Data supplied:
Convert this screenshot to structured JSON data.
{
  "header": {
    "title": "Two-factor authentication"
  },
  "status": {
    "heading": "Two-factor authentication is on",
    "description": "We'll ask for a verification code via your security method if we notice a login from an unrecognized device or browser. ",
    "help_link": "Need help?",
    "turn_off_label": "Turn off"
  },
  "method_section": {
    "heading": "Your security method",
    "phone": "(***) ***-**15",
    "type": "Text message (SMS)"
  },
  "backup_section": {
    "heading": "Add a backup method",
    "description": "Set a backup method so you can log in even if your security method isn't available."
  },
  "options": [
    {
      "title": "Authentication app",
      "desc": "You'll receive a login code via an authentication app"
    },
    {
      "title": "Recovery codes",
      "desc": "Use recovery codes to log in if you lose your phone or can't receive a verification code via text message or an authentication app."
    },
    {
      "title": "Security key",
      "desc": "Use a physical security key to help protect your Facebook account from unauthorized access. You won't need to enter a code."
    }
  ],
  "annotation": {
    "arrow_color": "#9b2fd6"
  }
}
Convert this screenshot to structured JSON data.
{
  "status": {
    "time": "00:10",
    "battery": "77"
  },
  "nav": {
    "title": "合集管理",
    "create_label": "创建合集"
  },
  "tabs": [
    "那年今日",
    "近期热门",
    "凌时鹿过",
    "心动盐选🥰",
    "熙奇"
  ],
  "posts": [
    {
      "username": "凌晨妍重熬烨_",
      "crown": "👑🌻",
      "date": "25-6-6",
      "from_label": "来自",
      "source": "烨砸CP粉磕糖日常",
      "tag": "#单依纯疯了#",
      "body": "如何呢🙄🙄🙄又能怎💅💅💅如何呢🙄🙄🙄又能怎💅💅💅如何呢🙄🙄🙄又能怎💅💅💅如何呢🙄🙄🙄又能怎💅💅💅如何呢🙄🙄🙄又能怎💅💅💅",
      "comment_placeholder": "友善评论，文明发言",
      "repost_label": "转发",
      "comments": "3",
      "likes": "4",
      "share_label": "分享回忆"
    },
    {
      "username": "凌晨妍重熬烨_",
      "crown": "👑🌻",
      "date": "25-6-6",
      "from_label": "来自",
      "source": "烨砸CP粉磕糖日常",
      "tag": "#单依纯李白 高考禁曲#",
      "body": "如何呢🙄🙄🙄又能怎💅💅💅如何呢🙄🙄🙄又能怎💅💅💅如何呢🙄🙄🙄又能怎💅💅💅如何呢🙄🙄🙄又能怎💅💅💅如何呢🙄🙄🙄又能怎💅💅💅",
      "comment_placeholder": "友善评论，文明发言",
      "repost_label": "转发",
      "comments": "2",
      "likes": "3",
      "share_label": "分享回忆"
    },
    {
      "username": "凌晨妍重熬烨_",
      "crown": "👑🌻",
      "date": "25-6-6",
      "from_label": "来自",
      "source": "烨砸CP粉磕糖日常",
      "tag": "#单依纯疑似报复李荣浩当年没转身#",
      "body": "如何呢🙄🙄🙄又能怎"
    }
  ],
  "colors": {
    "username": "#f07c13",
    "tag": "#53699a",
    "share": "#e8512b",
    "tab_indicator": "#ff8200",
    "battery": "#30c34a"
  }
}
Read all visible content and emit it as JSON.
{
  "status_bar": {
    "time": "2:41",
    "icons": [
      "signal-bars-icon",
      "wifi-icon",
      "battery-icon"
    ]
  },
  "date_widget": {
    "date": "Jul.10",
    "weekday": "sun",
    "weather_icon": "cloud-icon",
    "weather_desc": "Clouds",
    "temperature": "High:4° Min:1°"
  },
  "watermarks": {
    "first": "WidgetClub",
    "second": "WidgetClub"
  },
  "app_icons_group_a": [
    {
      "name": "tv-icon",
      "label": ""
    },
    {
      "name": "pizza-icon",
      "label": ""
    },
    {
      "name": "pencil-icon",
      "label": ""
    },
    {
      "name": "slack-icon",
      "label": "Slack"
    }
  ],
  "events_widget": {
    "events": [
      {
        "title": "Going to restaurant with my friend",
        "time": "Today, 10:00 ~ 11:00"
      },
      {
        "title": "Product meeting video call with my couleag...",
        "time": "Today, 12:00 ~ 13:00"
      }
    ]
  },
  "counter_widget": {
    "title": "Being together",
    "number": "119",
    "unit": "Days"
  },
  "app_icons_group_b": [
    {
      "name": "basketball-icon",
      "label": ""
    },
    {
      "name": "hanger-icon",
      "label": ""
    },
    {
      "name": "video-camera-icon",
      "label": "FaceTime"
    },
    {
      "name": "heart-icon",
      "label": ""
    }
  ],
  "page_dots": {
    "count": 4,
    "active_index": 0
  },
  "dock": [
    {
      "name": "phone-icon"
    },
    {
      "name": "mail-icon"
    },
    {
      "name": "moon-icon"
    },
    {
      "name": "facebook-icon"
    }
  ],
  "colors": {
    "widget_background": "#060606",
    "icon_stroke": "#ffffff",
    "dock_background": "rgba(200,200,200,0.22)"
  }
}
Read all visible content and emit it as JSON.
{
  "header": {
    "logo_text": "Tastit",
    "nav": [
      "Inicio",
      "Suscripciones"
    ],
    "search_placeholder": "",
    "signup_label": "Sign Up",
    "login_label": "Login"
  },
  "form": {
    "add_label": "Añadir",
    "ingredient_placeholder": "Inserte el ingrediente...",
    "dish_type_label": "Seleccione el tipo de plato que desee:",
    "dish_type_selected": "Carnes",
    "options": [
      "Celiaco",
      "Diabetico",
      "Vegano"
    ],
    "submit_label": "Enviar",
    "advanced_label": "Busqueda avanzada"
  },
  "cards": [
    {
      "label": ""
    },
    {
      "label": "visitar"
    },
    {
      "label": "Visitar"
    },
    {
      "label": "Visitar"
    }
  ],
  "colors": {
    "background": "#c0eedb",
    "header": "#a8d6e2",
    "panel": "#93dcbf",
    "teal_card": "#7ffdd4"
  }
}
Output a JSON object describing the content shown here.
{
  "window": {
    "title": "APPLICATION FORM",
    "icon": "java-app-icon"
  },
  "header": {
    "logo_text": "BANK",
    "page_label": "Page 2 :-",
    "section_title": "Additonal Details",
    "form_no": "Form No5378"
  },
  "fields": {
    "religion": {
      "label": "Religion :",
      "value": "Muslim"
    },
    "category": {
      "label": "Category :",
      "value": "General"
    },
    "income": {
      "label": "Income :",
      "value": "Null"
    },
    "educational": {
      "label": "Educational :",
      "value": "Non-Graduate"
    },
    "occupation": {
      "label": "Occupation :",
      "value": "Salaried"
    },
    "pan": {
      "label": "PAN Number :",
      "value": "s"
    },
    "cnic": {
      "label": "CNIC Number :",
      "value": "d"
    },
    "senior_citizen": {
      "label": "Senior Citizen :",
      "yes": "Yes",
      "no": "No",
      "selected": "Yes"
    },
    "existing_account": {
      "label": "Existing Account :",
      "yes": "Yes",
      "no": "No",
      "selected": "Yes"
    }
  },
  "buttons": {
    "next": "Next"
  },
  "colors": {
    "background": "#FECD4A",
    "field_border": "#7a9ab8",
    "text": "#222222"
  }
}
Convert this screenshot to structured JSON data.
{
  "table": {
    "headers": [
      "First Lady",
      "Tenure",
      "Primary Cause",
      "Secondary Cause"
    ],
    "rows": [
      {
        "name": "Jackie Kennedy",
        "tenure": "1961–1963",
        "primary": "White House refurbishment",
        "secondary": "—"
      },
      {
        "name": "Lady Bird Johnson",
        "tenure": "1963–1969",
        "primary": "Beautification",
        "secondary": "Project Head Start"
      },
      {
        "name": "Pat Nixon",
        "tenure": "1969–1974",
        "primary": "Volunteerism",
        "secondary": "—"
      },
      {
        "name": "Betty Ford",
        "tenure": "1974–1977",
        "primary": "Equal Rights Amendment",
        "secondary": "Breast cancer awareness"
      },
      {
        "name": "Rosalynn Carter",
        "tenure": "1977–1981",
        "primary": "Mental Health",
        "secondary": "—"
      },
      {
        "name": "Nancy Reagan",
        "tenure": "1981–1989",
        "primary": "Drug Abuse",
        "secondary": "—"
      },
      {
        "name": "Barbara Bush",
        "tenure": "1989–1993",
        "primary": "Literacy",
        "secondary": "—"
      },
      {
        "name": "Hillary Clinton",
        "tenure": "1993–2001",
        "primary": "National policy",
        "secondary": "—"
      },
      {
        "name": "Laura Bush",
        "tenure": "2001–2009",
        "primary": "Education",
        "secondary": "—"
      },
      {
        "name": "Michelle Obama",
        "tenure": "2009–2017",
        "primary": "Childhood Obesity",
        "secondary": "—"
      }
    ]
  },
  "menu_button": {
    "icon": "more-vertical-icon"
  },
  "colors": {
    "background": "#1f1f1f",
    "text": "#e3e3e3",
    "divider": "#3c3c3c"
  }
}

Exercise: Pull out all lines containing the word "value" from the entries above.

Task response:
      "value": "Muslim"
      "value": "General"
      "value": "Null"
      "value": "Non-Graduate"
      "value": "Salaried"
      "value": "s"
      "value": "d"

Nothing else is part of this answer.